##### INFORMATION SUPPLIED #####
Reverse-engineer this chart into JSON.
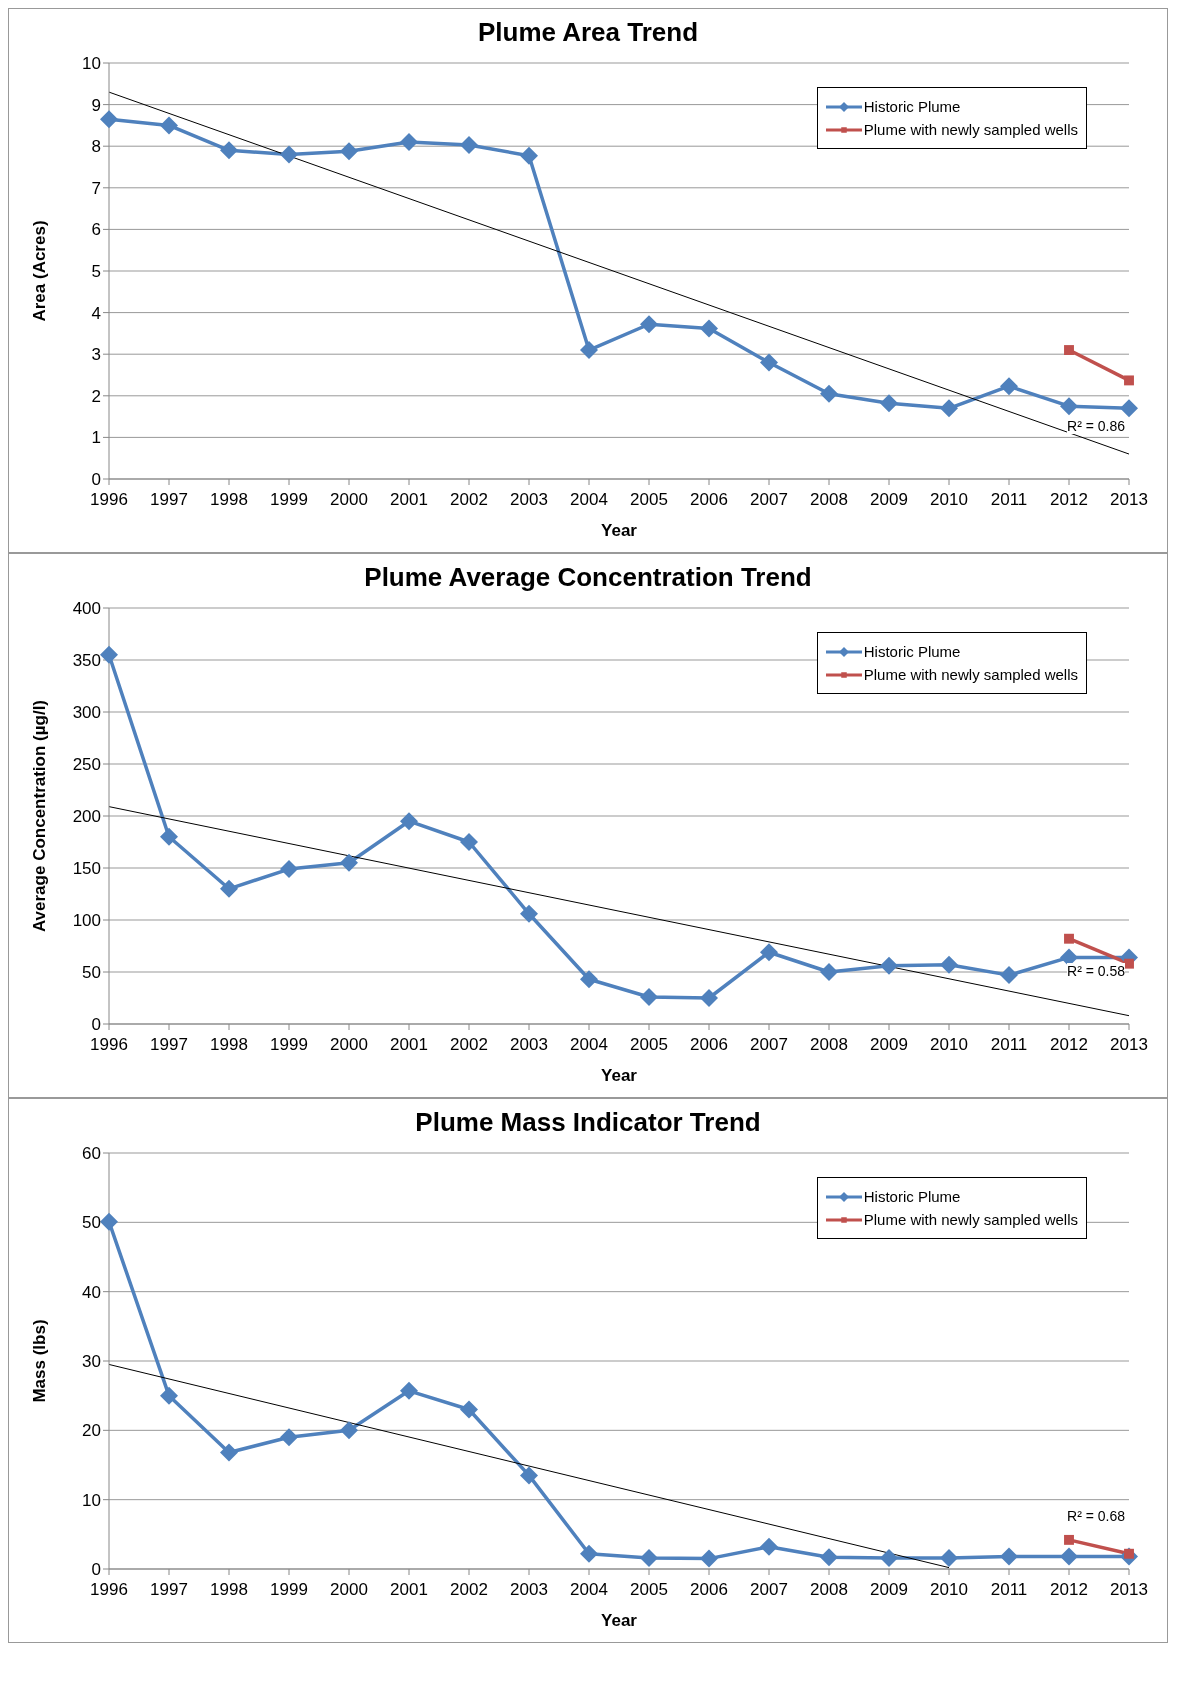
{
  "chart_data": [
    {
      "type": "line",
      "title": "Plume Area Trend",
      "xlabel": "Year",
      "ylabel": "Area (Acres)",
      "categories": [
        "1996",
        "1997",
        "1998",
        "1999",
        "2000",
        "2001",
        "2002",
        "2003",
        "2004",
        "2005",
        "2006",
        "2007",
        "2008",
        "2009",
        "2010",
        "2011",
        "2012",
        "2013"
      ],
      "series": [
        {
          "name": "Historic Plume",
          "color": "#4f81bd",
          "marker": "diamond",
          "values": [
            8.65,
            8.5,
            7.9,
            7.8,
            7.88,
            8.1,
            8.03,
            7.77,
            3.1,
            3.72,
            3.62,
            2.8,
            2.05,
            1.82,
            1.7,
            2.23,
            1.75,
            1.7
          ]
        },
        {
          "name": "Plume with newly sampled wells",
          "color": "#c0504d",
          "marker": "square",
          "values": [
            null,
            null,
            null,
            null,
            null,
            null,
            null,
            null,
            null,
            null,
            null,
            null,
            null,
            null,
            null,
            null,
            3.1,
            2.37
          ]
        },
        {
          "type": "line",
          "color": "#000000",
          "marker": "none",
          "values": [
            9.3,
            null,
            null,
            null,
            null,
            null,
            null,
            null,
            null,
            null,
            null,
            null,
            null,
            null,
            null,
            null,
            null,
            0.6
          ]
        }
      ],
      "ylim": [
        0,
        10
      ],
      "yticks": [
        0,
        1,
        2,
        3,
        4,
        5,
        6,
        7,
        8,
        9,
        10
      ],
      "grid": "y",
      "legend": "top right",
      "annotations": [
        "R² = 0.86"
      ]
    },
    {
      "type": "line",
      "title": "Plume Average Concentration Trend",
      "xlabel": "Year",
      "ylabel": "Average Concentration (µg/l)",
      "categories": [
        "1996",
        "1997",
        "1998",
        "1999",
        "2000",
        "2001",
        "2002",
        "2003",
        "2004",
        "2005",
        "2006",
        "2007",
        "2008",
        "2009",
        "2010",
        "2011",
        "2012",
        "2013"
      ],
      "series": [
        {
          "name": "Historic Plume",
          "color": "#4f81bd",
          "marker": "diamond",
          "values": [
            355,
            180,
            130,
            149,
            155,
            195,
            175,
            106,
            43,
            26,
            25,
            69,
            50,
            56,
            57,
            47,
            64,
            64
          ]
        },
        {
          "name": "Plume with newly sampled wells",
          "color": "#c0504d",
          "marker": "square",
          "values": [
            null,
            null,
            null,
            null,
            null,
            null,
            null,
            null,
            null,
            null,
            null,
            null,
            null,
            null,
            null,
            null,
            82,
            58
          ]
        },
        {
          "type": "line",
          "color": "#000000",
          "marker": "none",
          "values": [
            209,
            null,
            null,
            null,
            null,
            null,
            null,
            null,
            null,
            null,
            null,
            null,
            null,
            null,
            null,
            null,
            null,
            8
          ]
        }
      ],
      "ylim": [
        0,
        400
      ],
      "yticks": [
        0,
        50,
        100,
        150,
        200,
        250,
        300,
        350,
        400
      ],
      "grid": "y",
      "legend": "top right",
      "annotations": [
        "R² = 0.58"
      ]
    },
    {
      "type": "line",
      "title": "Plume Mass Indicator Trend",
      "xlabel": "Year",
      "ylabel": "Mass (lbs)",
      "categories": [
        "1996",
        "1997",
        "1998",
        "1999",
        "2000",
        "2001",
        "2002",
        "2003",
        "2004",
        "2005",
        "2006",
        "2007",
        "2008",
        "2009",
        "2010",
        "2011",
        "2012",
        "2013"
      ],
      "series": [
        {
          "name": "Historic Plume",
          "color": "#4f81bd",
          "marker": "diamond",
          "values": [
            50.1,
            25,
            16.8,
            19,
            20,
            25.7,
            23,
            13.5,
            2.2,
            1.6,
            1.5,
            3.2,
            1.7,
            1.6,
            1.6,
            1.8,
            1.8,
            1.8
          ]
        },
        {
          "name": "Plume with newly sampled wells",
          "color": "#c0504d",
          "marker": "square",
          "values": [
            null,
            null,
            null,
            null,
            null,
            null,
            null,
            null,
            null,
            null,
            null,
            null,
            null,
            null,
            null,
            null,
            4.2,
            2.2
          ]
        },
        {
          "type": "line",
          "color": "#000000",
          "marker": "none",
          "values": [
            29.5,
            null,
            null,
            null,
            null,
            null,
            null,
            null,
            null,
            null,
            null,
            null,
            null,
            null,
            0.2,
            null,
            null,
            null
          ]
        }
      ],
      "ylim": [
        0,
        60
      ],
      "yticks": [
        0,
        10,
        20,
        30,
        40,
        50,
        60
      ],
      "grid": "y",
      "legend": "top right",
      "annotations": [
        "R² = 0.68"
      ]
    }
  ]
}
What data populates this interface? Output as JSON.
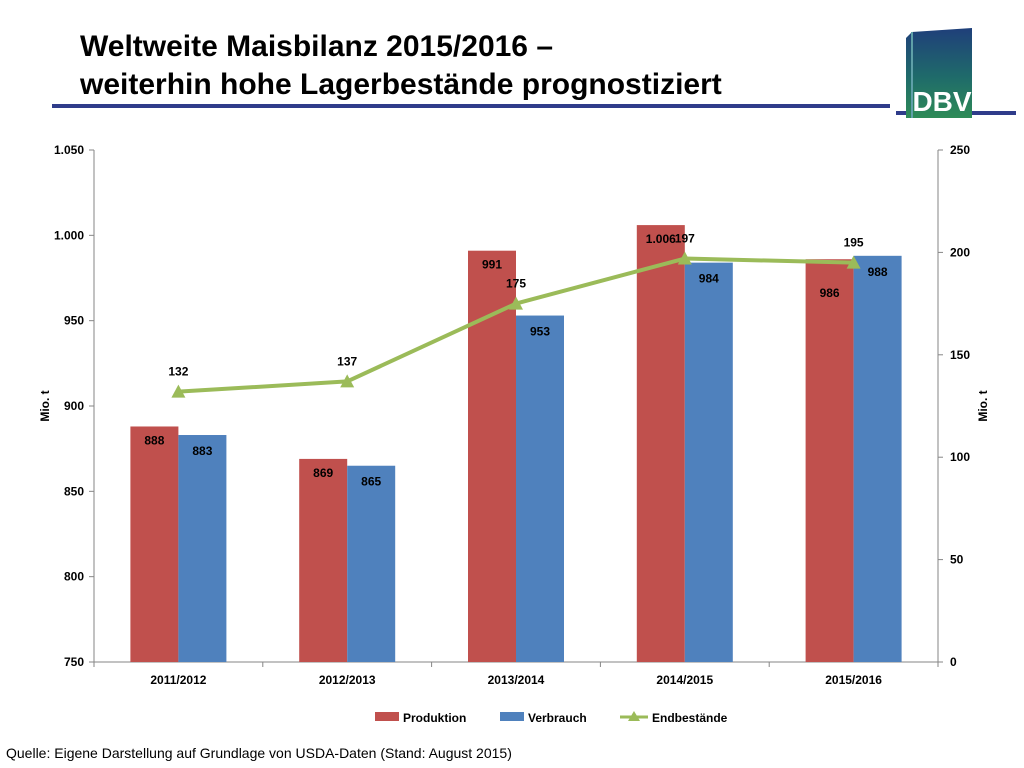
{
  "header": {
    "title_line1": "Weltweite Maisbilanz 2015/2016 –",
    "title_line2": "weiterhin hohe Lagerbestände prognostiziert",
    "logo_text": "DBV"
  },
  "footer": {
    "source": "Quelle: Eigene Darstellung auf Grundlage von USDA-Daten (Stand: August 2015)"
  },
  "colors": {
    "produktion": "#c0504d",
    "verbrauch": "#4f81bd",
    "endbestaende": "#9bbb59",
    "title_rule": "#2f3c8a",
    "logo_green": "#2e8b57"
  },
  "chart_data": {
    "type": "bar",
    "categories": [
      "2011/2012",
      "2012/2013",
      "2013/2014",
      "2014/2015",
      "2015/2016"
    ],
    "series": [
      {
        "name": "Produktion",
        "type": "bar",
        "axis": "left",
        "values": [
          888,
          869,
          991,
          1006,
          986
        ],
        "labels": [
          "888",
          "869",
          "991",
          "1.006",
          "986"
        ]
      },
      {
        "name": "Verbrauch",
        "type": "bar",
        "axis": "left",
        "values": [
          883,
          865,
          953,
          984,
          988
        ],
        "labels": [
          "883",
          "865",
          "953",
          "984",
          "988"
        ]
      },
      {
        "name": "Endbestände",
        "type": "line",
        "axis": "right",
        "marker": "triangle",
        "values": [
          132,
          137,
          175,
          197,
          195
        ],
        "labels": [
          "132",
          "137",
          "175",
          "197",
          "195"
        ]
      }
    ],
    "ylabel_left": "Mio. t",
    "ylabel_right": "Mio. t",
    "ylim_left": [
      750,
      1050
    ],
    "ylim_right": [
      0,
      250
    ],
    "yticks_left": [
      "750",
      "800",
      "850",
      "900",
      "950",
      "1.000",
      "1.050"
    ],
    "yticks_right": [
      "0",
      "50",
      "100",
      "150",
      "200",
      "250"
    ],
    "grid": false,
    "legend_position": "bottom"
  }
}
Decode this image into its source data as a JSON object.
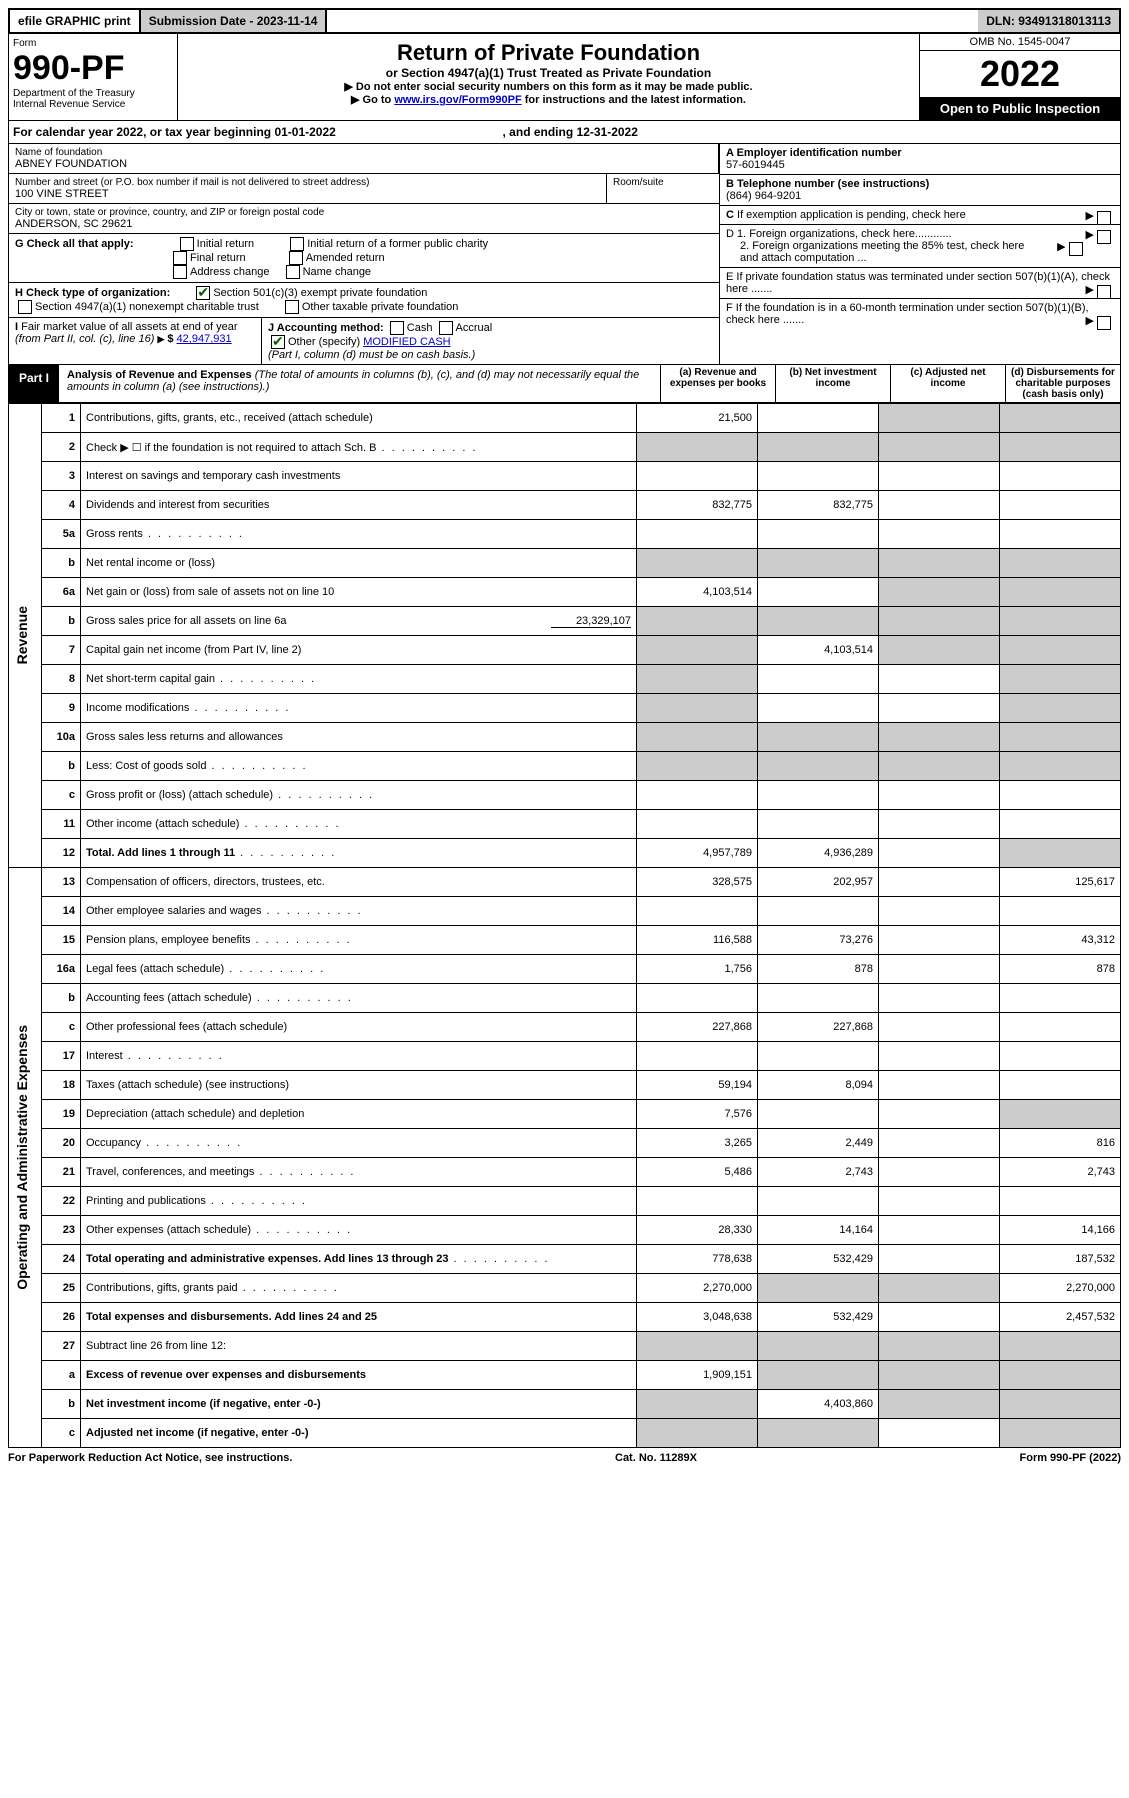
#####
Exactly reproduce the entries above, minus the pictures.

#### RESULT OF THIS TASK
Reverse-engineer this chart into JSON.
{
  "chart_data": [
    {
      "type": "line",
      "title": "Plume Area Trend",
      "xlabel": "Year",
      "ylabel": "Area (Acres)",
      "categories": [
        "1996",
        "1997",
        "1998",
        "1999",
        "2000",
        "2001",
        "2002",
        "2003",
        "2004",
        "2005",
        "2006",
        "2007",
        "2008",
        "2009",
        "2010",
        "2011",
        "2012",
        "2013"
      ],
      "series": [
        {
          "name": "Historic Plume",
          "color": "#4f81bd",
          "marker": "diamond",
          "values": [
            8.65,
            8.5,
            7.9,
            7.8,
            7.88,
            8.1,
            8.03,
            7.77,
            3.1,
            3.72,
            3.62,
            2.8,
            2.05,
            1.82,
            1.7,
            2.23,
            1.75,
            1.7
          ]
        },
        {
          "name": "Plume with newly sampled wells",
          "color": "#c0504d",
          "marker": "square",
          "values": [
            null,
            null,
            null,
            null,
            null,
            null,
            null,
            null,
            null,
            null,
            null,
            null,
            null,
            null,
            null,
            null,
            3.1,
            2.37
          ]
        },
        {
          "type": "line",
          "color": "#000000",
          "marker": "none",
          "values": [
            9.3,
            null,
            null,
            null,
            null,
            null,
            null,
            null,
            null,
            null,
            null,
            null,
            null,
            null,
            null,
            null,
            null,
            0.6
          ]
        }
      ],
      "ylim": [
        0,
        10
      ],
      "yticks": [
        0,
        1,
        2,
        3,
        4,
        5,
        6,
        7,
        8,
        9,
        10
      ],
      "grid": "y",
      "legend": "top right",
      "annotations": [
        "R² = 0.86"
      ]
    },
    {
      "type": "line",
      "title": "Plume Average Concentration Trend",
      "xlabel": "Year",
      "ylabel": "Average Concentration (µg/l)",
      "categories": [
        "1996",
        "1997",
        "1998",
        "1999",
        "2000",
        "2001",
        "2002",
        "2003",
        "2004",
        "2005",
        "2006",
        "2007",
        "2008",
        "2009",
        "2010",
        "2011",
        "2012",
        "2013"
      ],
      "series": [
        {
          "name": "Historic Plume",
          "color": "#4f81bd",
          "marker": "diamond",
          "values": [
            355,
            180,
            130,
            149,
            155,
            195,
            175,
            106,
            43,
            26,
            25,
            69,
            50,
            56,
            57,
            47,
            64,
            64
          ]
        },
        {
          "name": "Plume with newly sampled wells",
          "color": "#c0504d",
          "marker": "square",
          "values": [
            null,
            null,
            null,
            null,
            null,
            null,
            null,
            null,
            null,
            null,
            null,
            null,
            null,
            null,
            null,
            null,
            82,
            58
          ]
        },
        {
          "type": "line",
          "color": "#000000",
          "marker": "none",
          "values": [
            209,
            null,
            null,
            null,
            null,
            null,
            null,
            null,
            null,
            null,
            null,
            null,
            null,
            null,
            null,
            null,
            null,
            8
          ]
        }
      ],
      "ylim": [
        0,
        400
      ],
      "yticks": [
        0,
        50,
        100,
        150,
        200,
        250,
        300,
        350,
        400
      ],
      "grid": "y",
      "legend": "top right",
      "annotations": [
        "R² = 0.58"
      ]
    },
    {
      "type": "line",
      "title": "Plume Mass Indicator Trend",
      "xlabel": "Year",
      "ylabel": "Mass (lbs)",
      "categories": [
        "1996",
        "1997",
        "1998",
        "1999",
        "2000",
        "2001",
        "2002",
        "2003",
        "2004",
        "2005",
        "2006",
        "2007",
        "2008",
        "2009",
        "2010",
        "2011",
        "2012",
        "2013"
      ],
      "series": [
        {
          "name": "Historic Plume",
          "color": "#4f81bd",
          "marker": "diamond",
          "values": [
            50.1,
            25,
            16.8,
            19,
            20,
            25.7,
            23,
            13.5,
            2.2,
            1.6,
            1.5,
            3.2,
            1.7,
            1.6,
            1.6,
            1.8,
            1.8,
            1.8
          ]
        },
        {
          "name": "Plume with newly sampled wells",
          "color": "#c0504d",
          "marker": "square",
          "values": [
            null,
            null,
            null,
            null,
            null,
            null,
            null,
            null,
            null,
            null,
            null,
            null,
            null,
            null,
            null,
            null,
            4.2,
            2.2
          ]
        },
        {
          "type": "line",
          "color": "#000000",
          "marker": "none",
          "values": [
            29.5,
            null,
            null,
            null,
            null,
            null,
            null,
            null,
            null,
            null,
            null,
            null,
            null,
            null,
            0.2,
            null,
            null,
            null
          ]
        }
      ],
      "ylim": [
        0,
        60
      ],
      "yticks": [
        0,
        10,
        20,
        30,
        40,
        50,
        60
      ],
      "grid": "y",
      "legend": "top right",
      "annotations": [
        "R² = 0.68"
      ]
    }
  ]
}
What data populates this interface? Output as JSON.
{
  "header": {
    "title_line1": "Weltweite Maisbilanz 2015/2016 –",
    "title_line2": "weiterhin hohe Lagerbestände prognostiziert",
    "logo_text": "DBV"
  },
  "footer": {
    "source": "Quelle: Eigene Darstellung auf Grundlage von USDA-Daten (Stand: August 2015)"
  },
  "colors": {
    "produktion": "#c0504d",
    "verbrauch": "#4f81bd",
    "endbestaende": "#9bbb59",
    "title_rule": "#2f3c8a",
    "logo_green": "#2e8b57"
  },
  "chart_data": {
    "type": "bar",
    "categories": [
      "2011/2012",
      "2012/2013",
      "2013/2014",
      "2014/2015",
      "2015/2016"
    ],
    "series": [
      {
        "name": "Produktion",
        "type": "bar",
        "axis": "left",
        "values": [
          888,
          869,
          991,
          1006,
          986
        ],
        "labels": [
          "888",
          "869",
          "991",
          "1.006",
          "986"
        ]
      },
      {
        "name": "Verbrauch",
        "type": "bar",
        "axis": "left",
        "values": [
          883,
          865,
          953,
          984,
          988
        ],
        "labels": [
          "883",
          "865",
          "953",
          "984",
          "988"
        ]
      },
      {
        "name": "Endbestände",
        "type": "line",
        "axis": "right",
        "marker": "triangle",
        "values": [
          132,
          137,
          175,
          197,
          195
        ],
        "labels": [
          "132",
          "137",
          "175",
          "197",
          "195"
        ]
      }
    ],
    "ylabel_left": "Mio. t",
    "ylabel_right": "Mio. t",
    "ylim_left": [
      750,
      1050
    ],
    "ylim_right": [
      0,
      250
    ],
    "yticks_left": [
      "750",
      "800",
      "850",
      "900",
      "950",
      "1.000",
      "1.050"
    ],
    "yticks_right": [
      "0",
      "50",
      "100",
      "150",
      "200",
      "250"
    ],
    "grid": false,
    "legend_position": "bottom"
  }
}
Decode this image into its source data as a JSON object.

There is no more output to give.